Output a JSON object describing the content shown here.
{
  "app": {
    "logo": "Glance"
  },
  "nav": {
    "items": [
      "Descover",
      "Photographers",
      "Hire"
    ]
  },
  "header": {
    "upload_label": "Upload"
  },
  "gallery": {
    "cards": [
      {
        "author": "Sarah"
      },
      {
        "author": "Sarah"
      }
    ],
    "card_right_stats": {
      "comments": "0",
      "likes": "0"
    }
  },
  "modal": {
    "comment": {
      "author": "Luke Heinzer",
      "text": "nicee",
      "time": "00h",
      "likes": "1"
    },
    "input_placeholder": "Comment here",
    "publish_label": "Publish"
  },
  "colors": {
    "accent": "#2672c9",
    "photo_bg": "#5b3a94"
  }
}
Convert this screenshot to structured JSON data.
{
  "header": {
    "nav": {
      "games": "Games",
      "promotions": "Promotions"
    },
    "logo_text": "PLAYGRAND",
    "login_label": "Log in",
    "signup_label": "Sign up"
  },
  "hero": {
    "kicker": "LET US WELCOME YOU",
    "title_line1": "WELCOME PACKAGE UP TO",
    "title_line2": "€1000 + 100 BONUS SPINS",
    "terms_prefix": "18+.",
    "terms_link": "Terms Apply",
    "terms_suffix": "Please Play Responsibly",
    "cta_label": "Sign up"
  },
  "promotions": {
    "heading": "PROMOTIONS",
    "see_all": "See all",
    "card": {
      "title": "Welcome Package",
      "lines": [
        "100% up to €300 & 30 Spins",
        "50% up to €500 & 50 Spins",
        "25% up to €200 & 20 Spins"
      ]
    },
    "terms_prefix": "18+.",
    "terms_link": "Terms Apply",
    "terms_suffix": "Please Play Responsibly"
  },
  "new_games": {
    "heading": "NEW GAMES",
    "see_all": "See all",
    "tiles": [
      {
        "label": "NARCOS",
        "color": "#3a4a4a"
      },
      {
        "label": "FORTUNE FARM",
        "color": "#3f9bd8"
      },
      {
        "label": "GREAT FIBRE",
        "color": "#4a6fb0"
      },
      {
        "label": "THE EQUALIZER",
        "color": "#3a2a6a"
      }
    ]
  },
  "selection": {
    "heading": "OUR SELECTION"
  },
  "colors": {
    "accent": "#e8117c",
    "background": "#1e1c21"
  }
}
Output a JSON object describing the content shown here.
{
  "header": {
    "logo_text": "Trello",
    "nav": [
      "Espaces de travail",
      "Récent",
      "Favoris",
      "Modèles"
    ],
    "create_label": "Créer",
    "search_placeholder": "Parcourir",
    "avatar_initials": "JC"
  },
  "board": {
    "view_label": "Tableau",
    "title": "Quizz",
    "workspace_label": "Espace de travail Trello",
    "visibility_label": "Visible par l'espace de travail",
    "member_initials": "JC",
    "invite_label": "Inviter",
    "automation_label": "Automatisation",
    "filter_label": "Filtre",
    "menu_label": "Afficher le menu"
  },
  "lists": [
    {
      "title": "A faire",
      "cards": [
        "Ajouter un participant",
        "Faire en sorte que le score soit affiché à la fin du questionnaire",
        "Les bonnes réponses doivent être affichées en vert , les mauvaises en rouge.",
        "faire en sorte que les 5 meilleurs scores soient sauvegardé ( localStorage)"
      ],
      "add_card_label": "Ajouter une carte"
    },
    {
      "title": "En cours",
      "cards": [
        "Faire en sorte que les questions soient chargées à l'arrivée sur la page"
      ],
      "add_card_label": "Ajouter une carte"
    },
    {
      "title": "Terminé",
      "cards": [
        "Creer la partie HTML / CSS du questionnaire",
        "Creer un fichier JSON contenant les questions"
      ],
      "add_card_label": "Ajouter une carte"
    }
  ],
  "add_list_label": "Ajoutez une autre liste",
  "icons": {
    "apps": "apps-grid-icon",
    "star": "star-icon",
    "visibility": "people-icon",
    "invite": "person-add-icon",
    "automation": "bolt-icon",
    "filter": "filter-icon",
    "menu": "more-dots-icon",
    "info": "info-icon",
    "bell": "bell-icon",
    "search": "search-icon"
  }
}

### THE PROBLEM
Every record above must be duplicated exactly.

### RESULT
Output a JSON object describing the content shown here.
{
  "app": {
    "logo": "Glance"
  },
  "nav": {
    "items": [
      "Descover",
      "Photographers",
      "Hire"
    ]
  },
  "header": {
    "upload_label": "Upload"
  },
  "gallery": {
    "cards": [
      {
        "author": "Sarah"
      },
      {
        "author": "Sarah"
      }
    ],
    "card_right_stats": {
      "comments": "0",
      "likes": "0"
    }
  },
  "modal": {
    "comment": {
      "author": "Luke Heinzer",
      "text": "nicee",
      "time": "00h",
      "likes": "1"
    },
    "input_placeholder": "Comment here",
    "publish_label": "Publish"
  },
  "colors": {
    "accent": "#2672c9",
    "photo_bg": "#5b3a94"
  }
}
Convert this screenshot to structured JSON data.
{
  "header": {
    "nav": {
      "games": "Games",
      "promotions": "Promotions"
    },
    "logo_text": "PLAYGRAND",
    "login_label": "Log in",
    "signup_label": "Sign up"
  },
  "hero": {
    "kicker": "LET US WELCOME YOU",
    "title_line1": "WELCOME PACKAGE UP TO",
    "title_line2": "€1000 + 100 BONUS SPINS",
    "terms_prefix": "18+.",
    "terms_link": "Terms Apply",
    "terms_suffix": "Please Play Responsibly",
    "cta_label": "Sign up"
  },
  "promotions": {
    "heading": "PROMOTIONS",
    "see_all": "See all",
    "card": {
      "title": "Welcome Package",
      "lines": [
        "100% up to €300 & 30 Spins",
        "50% up to €500 & 50 Spins",
        "25% up to €200 & 20 Spins"
      ]
    },
    "terms_prefix": "18+.",
    "terms_link": "Terms Apply",
    "terms_suffix": "Please Play Responsibly"
  },
  "new_games": {
    "heading": "NEW GAMES",
    "see_all": "See all",
    "tiles": [
      {
        "label": "NARCOS",
        "color": "#3a4a4a"
      },
      {
        "label": "FORTUNE FARM",
        "color": "#3f9bd8"
      },
      {
        "label": "GREAT FIBRE",
        "color": "#4a6fb0"
      },
      {
        "label": "THE EQUALIZER",
        "color": "#3a2a6a"
      }
    ]
  },
  "selection": {
    "heading": "OUR SELECTION"
  },
  "colors": {
    "accent": "#e8117c",
    "background": "#1e1c21"
  }
}
Output a JSON object describing the content shown here.
{
  "header": {
    "logo_text": "Trello",
    "nav": [
      "Espaces de travail",
      "Récent",
      "Favoris",
      "Modèles"
    ],
    "create_label": "Créer",
    "search_placeholder": "Parcourir",
    "avatar_initials": "JC"
  },
  "board": {
    "view_label": "Tableau",
    "title": "Quizz",
    "workspace_label": "Espace de travail Trello",
    "visibility_label": "Visible par l'espace de travail",
    "member_initials": "JC",
    "invite_label": "Inviter",
    "automation_label": "Automatisation",
    "filter_label": "Filtre",
    "menu_label": "Afficher le menu"
  },
  "lists": [
    {
      "title": "A faire",
      "cards": [
        "Ajouter un participant",
        "Faire en sorte que le score soit affiché à la fin du questionnaire",
        "Les bonnes réponses doivent être affichées en vert , les mauvaises en rouge.",
        "faire en sorte que les 5 meilleurs scores soient sauvegardé ( localStorage)"
      ],
      "add_card_label": "Ajouter une carte"
    },
    {
      "title": "En cours",
      "cards": [
        "Faire en sorte que les questions soient chargées à l'arrivée sur la page"
      ],
      "add_card_label": "Ajouter une carte"
    },
    {
      "title": "Terminé",
      "cards": [
        "Creer la partie HTML / CSS du questionnaire",
        "Creer un fichier JSON contenant les questions"
      ],
      "add_card_label": "Ajouter une carte"
    }
  ],
  "add_list_label": "Ajoutez une autre liste",
  "icons": {
    "apps": "apps-grid-icon",
    "star": "star-icon",
    "visibility": "people-icon",
    "invite": "person-add-icon",
    "automation": "bolt-icon",
    "filter": "filter-icon",
    "menu": "more-dots-icon",
    "info": "info-icon",
    "bell": "bell-icon",
    "search": "search-icon"
  }
}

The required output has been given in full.